[Extracted data entries]
● ● ● ● ● ● ●
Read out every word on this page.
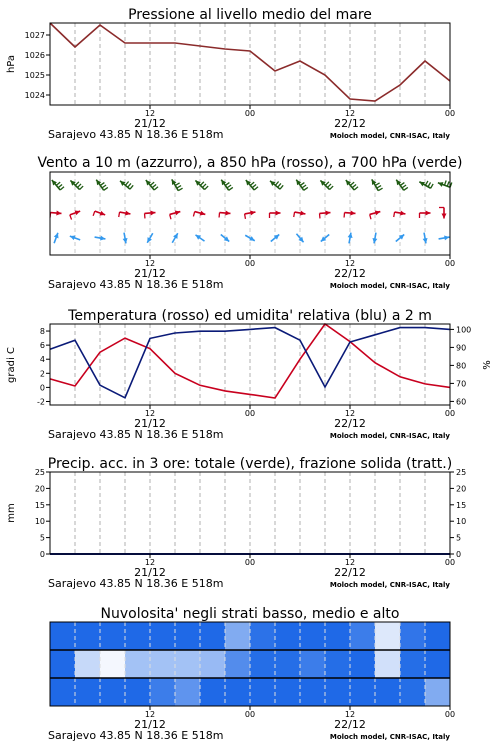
Pressione al livello medio del mare
1024
1025
1026
1027
hPa
12	00	12	00
21/12	22/12
Sarajevo 43.85 N 18.36 E 518m	Moloch model, CNR-ISAC, Italy
Vento a 10 m (azzurro), a 850 hPa (rosso), a 700 hPa (verde)
12	00	12	00
21/12	22/12
Sarajevo 43.85 N 18.36 E 518m	Moloch model, CNR-ISAC, Italy
Temperatura (rosso) ed umidita' relativa (blu) a 2 m
-2
0
2
4
6
8
60
70
80
90
100
gradi C	%
12	00	12	00
21/12	22/12
Sarajevo 43.85 N 18.36 E 518m	Moloch model, CNR-ISAC, Italy
Precip. acc. in 3 ore: totale (verde), frazione solida (tratt.)
0
5
10
15
20
25
0
5
10
15
20
25
mm
12	00	12	00
21/12	22/12
Sarajevo 43.85 N 18.36 E 518m	Moloch model, CNR-ISAC, Italy
Nuvolosita' negli strati basso, medio e alto
12	00	12	00
21/12	22/12
Sarajevo 43.85 N 18.36 E 518m	Moloch model, CNR-ISAC, Italy
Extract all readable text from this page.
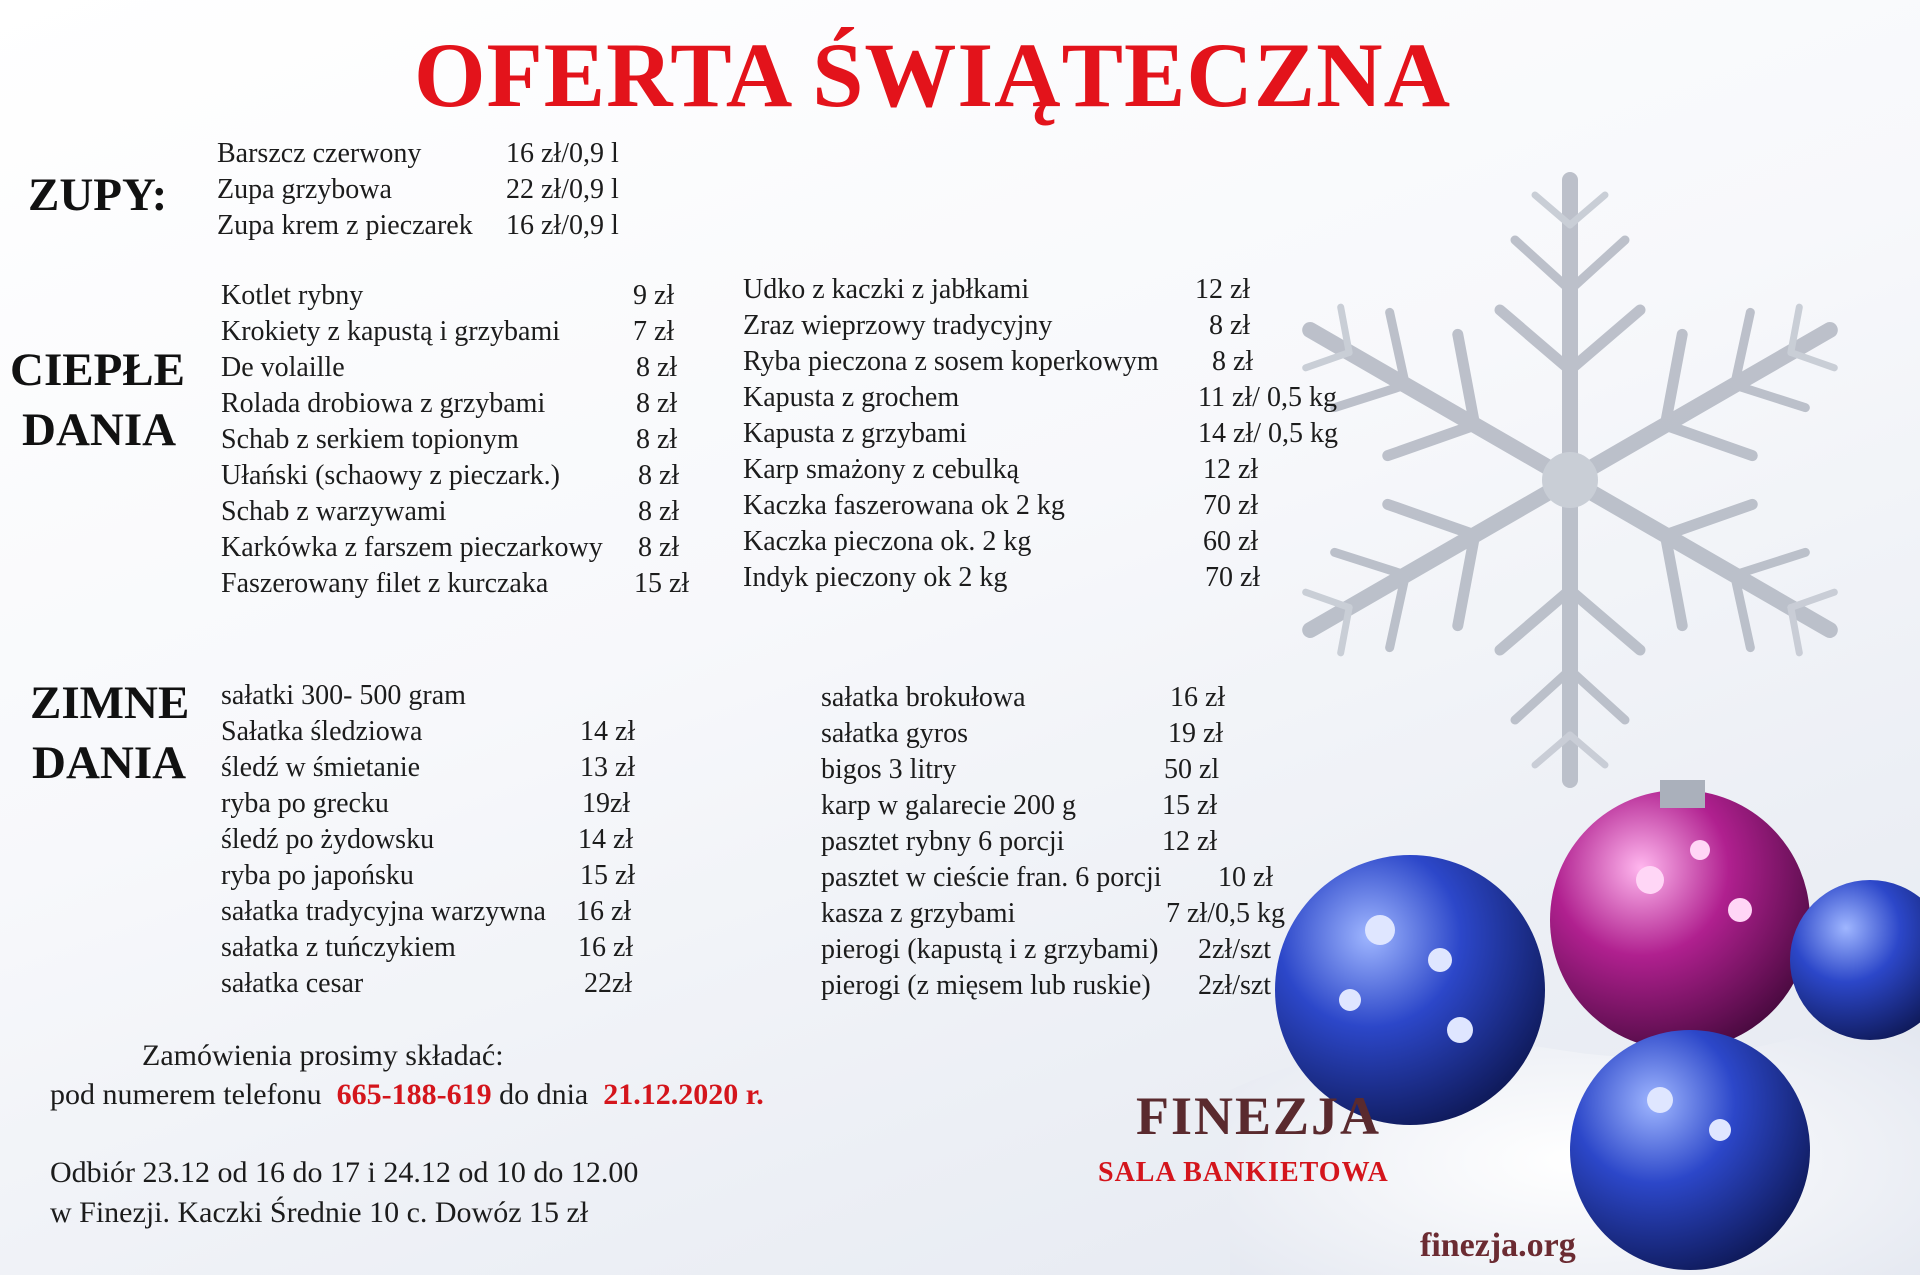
OFERTA ŚWIĄTECZNA
ZUPY:
Barszcz czerwony	16 zł/0,9 l
Zupa grzybowa	22 zł/0,9 l
Zupa krem z pieczarek 16 zł/0,9 l
CIEPŁE
DANIA
Kotlet rybny	9 zł
Krokiety z kapustą i grzybami	7 zł
De volaille	8 zł
Rolada drobiowa z grzybami	8 zł
Schab z serkiem topionym	8 zł
Ułański (schaowy z pieczark.)	8 zł
Schab z warzywami	8 zł
Karkówka z farszem pieczarkowy 8 zł
Faszerowany filet z kurczaka	15 zł
Udko z kaczki z jabłkami	12 zł
Zraz wieprzowy tradycyjny	8 zł
Ryba pieczona z sosem koperkowym 8 zł
Kapusta z grochem	11 zł/ 0,5 kg
Kapusta z grzybami	14 zł/ 0,5 kg
Karp smażony z cebulką	12 zł
Kaczka faszerowana ok 2 kg	70 zł
Kaczka pieczona ok. 2 kg	60 zł
Indyk pieczony ok 2 kg	70 zł
ZIMNE
DANIA
sałatki 300- 500 gram
Sałatka śledziowa	14 zł
śledź w śmietanie	13 zł
ryba po grecku	19zł
śledź po żydowsku	14 zł
ryba po japońsku	15 zł
sałatka tradycyjna warzywna 16 zł
sałatka z tuńczykiem	16 zł
sałatka cesar	22zł
sałatka brokułowa	16 zł
sałatka gyros	19 zł
bigos 3 litry	50 zl
karp w galarecie 200 g	15 zł
pasztet rybny 6 porcji	12 zł
pasztet w cieście fran. 6 porcji 10 zł
kasza z grzybami	7 zł/0,5 kg
pierogi (kapustą i z grzybami) 2zł/szt
pierogi (z mięsem lub ruskie) 2zł/szt
Zamówienia prosimy składać:
pod numerem telefonu 665-188-619 do dnia 21.12.2020 r.
Odbiór 23.12 od 16 do 17 i 24.12 od 10 do 12.00
w Finezji. Kaczki Średnie 10 c. Dowóz 15 zł
FINEZJA
SALA BANKIETOWA
finezja.org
● ● ● ● ● ● ●
The data above needs to be retyped exactly, with the images left out.

- _Full answer_
Read out every word on this page.
Pressione al livello medio del mare
1024
1025
1026
1027
hPa
12	00	12	00
21/12	22/12
Sarajevo 43.85 N 18.36 E 518m	Moloch model, CNR-ISAC, Italy
Vento a 10 m (azzurro), a 850 hPa (rosso), a 700 hPa (verde)
12	00	12	00
21/12	22/12
Sarajevo 43.85 N 18.36 E 518m	Moloch model, CNR-ISAC, Italy
Temperatura (rosso) ed umidita' relativa (blu) a 2 m
-2
0
2
4
6
8
60
70
80
90
100
gradi C	%
12	00	12	00
21/12	22/12
Sarajevo 43.85 N 18.36 E 518m	Moloch model, CNR-ISAC, Italy
Precip. acc. in 3 ore: totale (verde), frazione solida (tratt.)
0
5
10
15
20
25
0
5
10
15
20
25
mm
12	00	12	00
21/12	22/12
Sarajevo 43.85 N 18.36 E 518m	Moloch model, CNR-ISAC, Italy
Nuvolosita' negli strati basso, medio e alto
12	00	12	00
21/12	22/12
Sarajevo 43.85 N 18.36 E 518m	Moloch model, CNR-ISAC, Italy
Extract all readable text from this page.
OFERTA ŚWIĄTECZNA
ZUPY:
Barszcz czerwony	16 zł/0,9 l
Zupa grzybowa	22 zł/0,9 l
Zupa krem z pieczarek 16 zł/0,9 l
CIEPŁE
DANIA
Kotlet rybny	9 zł
Krokiety z kapustą i grzybami	7 zł
De volaille	8 zł
Rolada drobiowa z grzybami	8 zł
Schab z serkiem topionym	8 zł
Ułański (schaowy z pieczark.)	8 zł
Schab z warzywami	8 zł
Karkówka z farszem pieczarkowy 8 zł
Faszerowany filet z kurczaka	15 zł
Udko z kaczki z jabłkami	12 zł
Zraz wieprzowy tradycyjny	8 zł
Ryba pieczona z sosem koperkowym 8 zł
Kapusta z grochem	11 zł/ 0,5 kg
Kapusta z grzybami	14 zł/ 0,5 kg
Karp smażony z cebulką	12 zł
Kaczka faszerowana ok 2 kg	70 zł
Kaczka pieczona ok. 2 kg	60 zł
Indyk pieczony ok 2 kg	70 zł
ZIMNE
DANIA
sałatki 300- 500 gram
Sałatka śledziowa	14 zł
śledź w śmietanie	13 zł
ryba po grecku	19zł
śledź po żydowsku	14 zł
ryba po japońsku	15 zł
sałatka tradycyjna warzywna 16 zł
sałatka z tuńczykiem	16 zł
sałatka cesar	22zł
sałatka brokułowa	16 zł
sałatka gyros	19 zł
bigos 3 litry	50 zl
karp w galarecie 200 g	15 zł
pasztet rybny 6 porcji	12 zł
pasztet w cieście fran. 6 porcji 10 zł
kasza z grzybami	7 zł/0,5 kg
pierogi (kapustą i z grzybami) 2zł/szt
pierogi (z mięsem lub ruskie) 2zł/szt
Zamówienia prosimy składać:
pod numerem telefonu 665-188-619 do dnia 21.12.2020 r.
Odbiór 23.12 od 16 do 17 i 24.12 od 10 do 12.00
w Finezji. Kaczki Średnie 10 c. Dowóz 15 zł
FINEZJA
SALA BANKIETOWA
finezja.org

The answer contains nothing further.